____ Data entries

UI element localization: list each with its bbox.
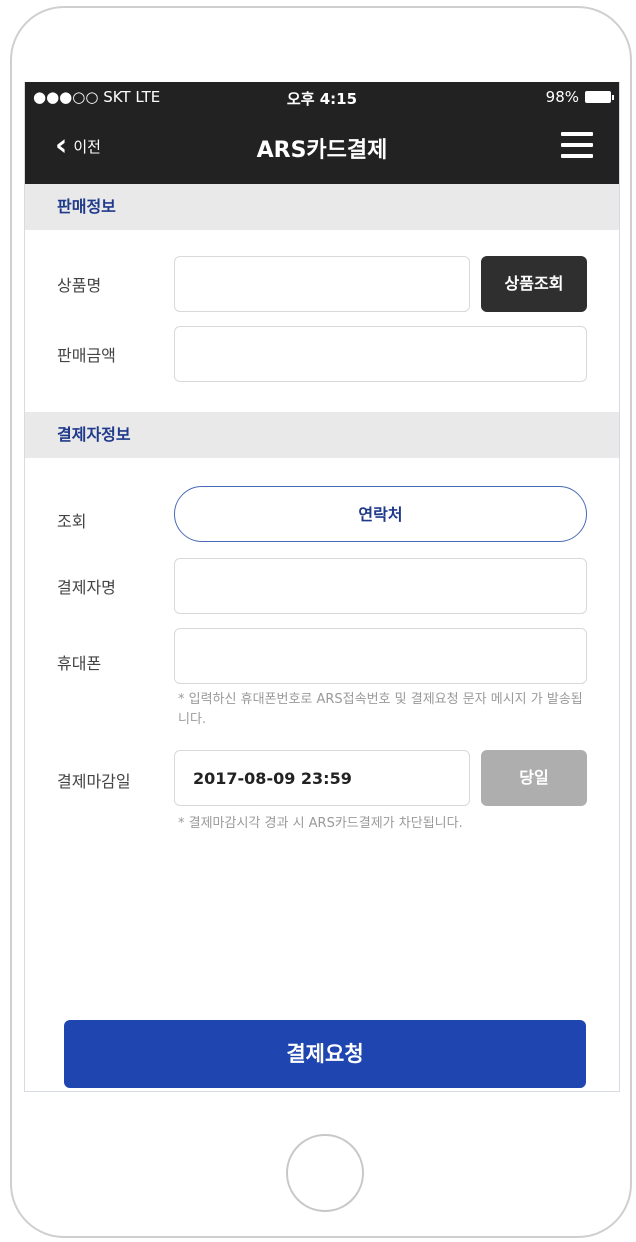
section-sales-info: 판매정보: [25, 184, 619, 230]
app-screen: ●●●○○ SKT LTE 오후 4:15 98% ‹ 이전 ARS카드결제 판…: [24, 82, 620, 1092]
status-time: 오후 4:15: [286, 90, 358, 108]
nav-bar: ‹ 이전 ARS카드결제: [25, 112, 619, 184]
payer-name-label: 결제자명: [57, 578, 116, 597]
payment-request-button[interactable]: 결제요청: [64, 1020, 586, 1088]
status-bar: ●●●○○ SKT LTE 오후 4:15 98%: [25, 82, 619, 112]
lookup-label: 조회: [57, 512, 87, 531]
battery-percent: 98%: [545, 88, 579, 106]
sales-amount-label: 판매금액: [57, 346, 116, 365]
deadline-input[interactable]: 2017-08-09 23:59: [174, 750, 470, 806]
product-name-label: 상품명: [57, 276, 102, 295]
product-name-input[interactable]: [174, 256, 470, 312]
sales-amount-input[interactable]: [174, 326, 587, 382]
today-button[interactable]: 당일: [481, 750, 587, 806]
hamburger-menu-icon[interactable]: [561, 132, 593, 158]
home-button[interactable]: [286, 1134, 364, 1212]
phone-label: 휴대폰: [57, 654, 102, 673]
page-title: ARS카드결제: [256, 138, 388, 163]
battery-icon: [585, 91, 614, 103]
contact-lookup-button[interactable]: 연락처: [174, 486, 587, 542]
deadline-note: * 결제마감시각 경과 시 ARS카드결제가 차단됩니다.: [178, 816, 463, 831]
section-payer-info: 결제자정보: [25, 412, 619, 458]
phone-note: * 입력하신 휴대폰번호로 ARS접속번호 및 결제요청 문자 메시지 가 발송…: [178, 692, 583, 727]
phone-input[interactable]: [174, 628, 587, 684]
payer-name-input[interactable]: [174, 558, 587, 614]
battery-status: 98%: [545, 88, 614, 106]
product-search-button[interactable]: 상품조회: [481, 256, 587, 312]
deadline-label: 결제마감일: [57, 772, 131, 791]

________
____ Data entries

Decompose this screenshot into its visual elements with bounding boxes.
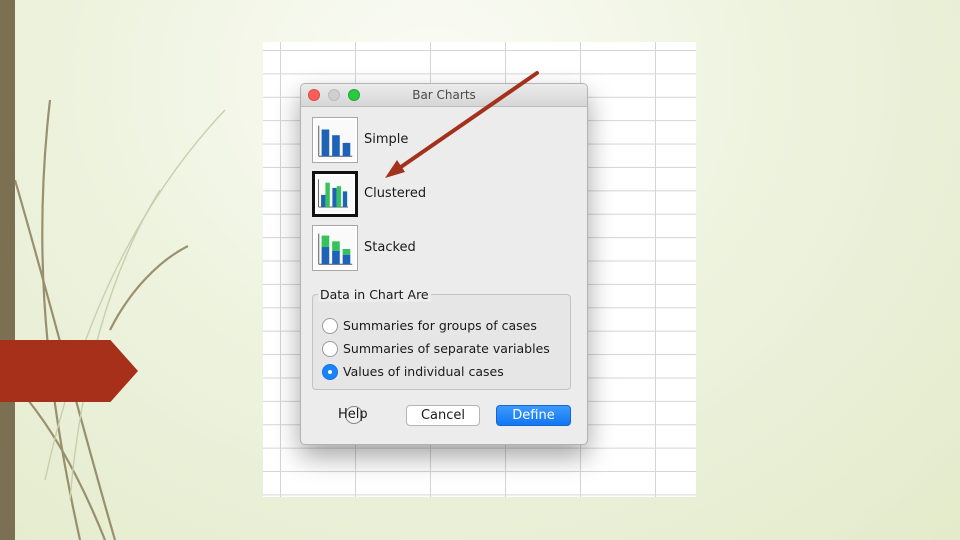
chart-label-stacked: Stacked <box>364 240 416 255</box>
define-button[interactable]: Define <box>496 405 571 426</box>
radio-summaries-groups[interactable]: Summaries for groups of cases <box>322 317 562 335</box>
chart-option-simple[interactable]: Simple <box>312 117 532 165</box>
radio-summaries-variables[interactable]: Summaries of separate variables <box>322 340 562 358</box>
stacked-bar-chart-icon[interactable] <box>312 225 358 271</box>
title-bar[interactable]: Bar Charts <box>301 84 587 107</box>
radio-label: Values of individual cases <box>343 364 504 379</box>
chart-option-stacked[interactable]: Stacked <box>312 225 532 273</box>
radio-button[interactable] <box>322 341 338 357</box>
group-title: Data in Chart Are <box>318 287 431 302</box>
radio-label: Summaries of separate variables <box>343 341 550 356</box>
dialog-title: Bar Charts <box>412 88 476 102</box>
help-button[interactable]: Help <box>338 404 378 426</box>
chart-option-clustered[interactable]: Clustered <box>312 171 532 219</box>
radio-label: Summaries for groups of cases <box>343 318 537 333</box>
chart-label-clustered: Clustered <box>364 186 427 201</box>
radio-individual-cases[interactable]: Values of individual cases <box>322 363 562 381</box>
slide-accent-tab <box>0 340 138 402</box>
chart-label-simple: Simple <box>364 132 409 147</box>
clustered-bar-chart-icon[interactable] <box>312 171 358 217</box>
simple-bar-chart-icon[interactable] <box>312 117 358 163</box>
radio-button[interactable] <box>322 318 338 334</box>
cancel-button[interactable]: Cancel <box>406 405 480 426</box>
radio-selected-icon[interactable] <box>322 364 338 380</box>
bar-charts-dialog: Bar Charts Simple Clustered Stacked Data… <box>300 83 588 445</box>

________
____ Data entries

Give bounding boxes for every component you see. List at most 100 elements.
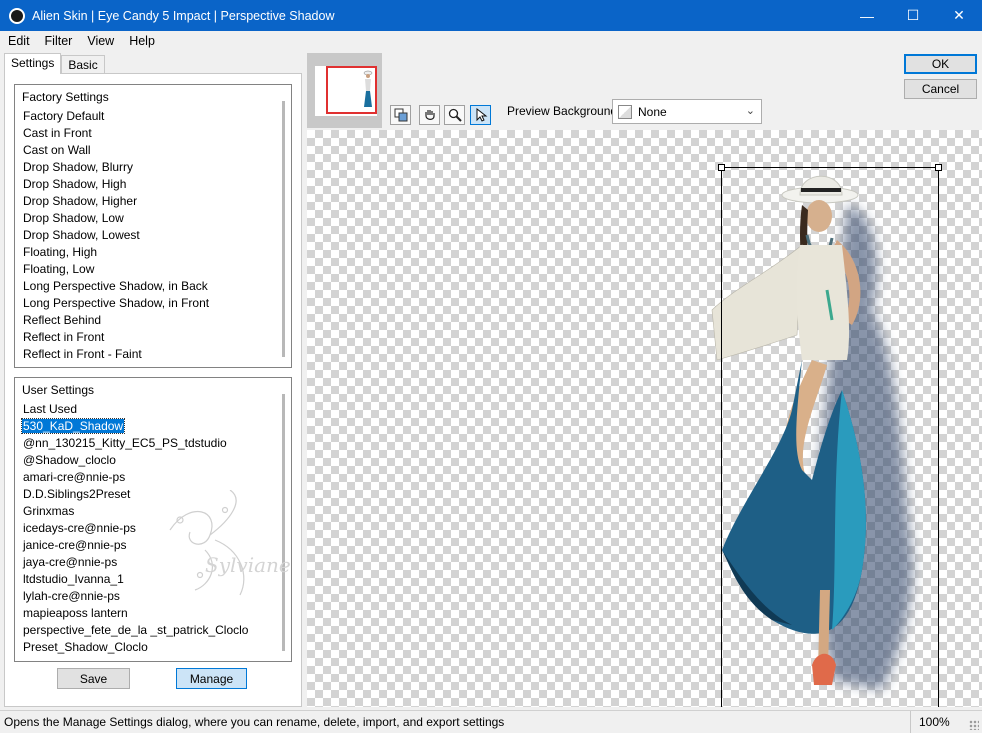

________

Convert the part of the items above that opens with the line containing "Decompose this screenshot" and closes with the line containing "chart-option-simple[interactable]: Simple <box>312", both of those lines included, into a Markdown table with the columns Row and Line. Give each line a row number, skip blank lines, and leave out the pictures.

| Row | Line |
|---|---|
| 1 | Decompose this screenshot into its visual elements with bounding boxes. |
| 2 | chart-label-stacked: Stacked <box>364 240 416 255</box> |
| 3 | define-button[interactable]: Define <box>496 405 571 426</box> |
| 4 | radio-summaries-groups[interactable]: Summaries for groups of cases <box>322 317 562 335</box> |
| 5 | chart-option-simple[interactable]: Simple <box>312 117 532 165</box> |